(Objective)
Without omitting anything, retype the data that follows.

(Task material)
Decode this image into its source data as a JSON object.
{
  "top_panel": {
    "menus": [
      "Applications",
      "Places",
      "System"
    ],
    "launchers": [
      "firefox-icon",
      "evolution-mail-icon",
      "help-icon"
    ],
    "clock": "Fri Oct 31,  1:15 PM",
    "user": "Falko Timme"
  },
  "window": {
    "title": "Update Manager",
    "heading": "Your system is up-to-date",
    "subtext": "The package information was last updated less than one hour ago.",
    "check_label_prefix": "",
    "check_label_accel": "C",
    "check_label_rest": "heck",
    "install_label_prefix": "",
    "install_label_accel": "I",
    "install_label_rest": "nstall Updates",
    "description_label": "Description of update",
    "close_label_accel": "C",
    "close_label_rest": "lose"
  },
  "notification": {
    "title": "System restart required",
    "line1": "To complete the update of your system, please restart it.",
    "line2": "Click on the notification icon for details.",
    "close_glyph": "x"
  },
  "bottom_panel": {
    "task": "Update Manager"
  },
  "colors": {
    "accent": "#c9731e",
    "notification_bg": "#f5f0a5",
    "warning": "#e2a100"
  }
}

(Task output)
Decode this image into its source data as a JSON object.
{
  "top_panel": {
    "menus": [
      "Applications",
      "Places",
      "System"
    ],
    "launchers": [
      "firefox-icon",
      "evolution-mail-icon",
      "help-icon"
    ],
    "clock": "Fri Oct 31,  1:15 PM",
    "user": "Falko Timme"
  },
  "window": {
    "title": "Update Manager",
    "heading": "Your system is up-to-date",
    "subtext": "The package information was last updated less than one hour ago.",
    "check_label_prefix": "",
    "check_label_accel": "C",
    "check_label_rest": "heck",
    "install_label_prefix": "",
    "install_label_accel": "I",
    "install_label_rest": "nstall Updates",
    "description_label": "Description of update",
    "close_label_accel": "C",
    "close_label_rest": "lose"
  },
  "notification": {
    "title": "System restart required",
    "line1": "To complete the update of your system, please restart it.",
    "line2": "Click on the notification icon for details.",
    "close_glyph": "x"
  },
  "bottom_panel": {
    "task": "Update Manager"
  },
  "colors": {
    "accent": "#c9731e",
    "notification_bg": "#f5f0a5",
    "warning": "#e2a100"
  }
}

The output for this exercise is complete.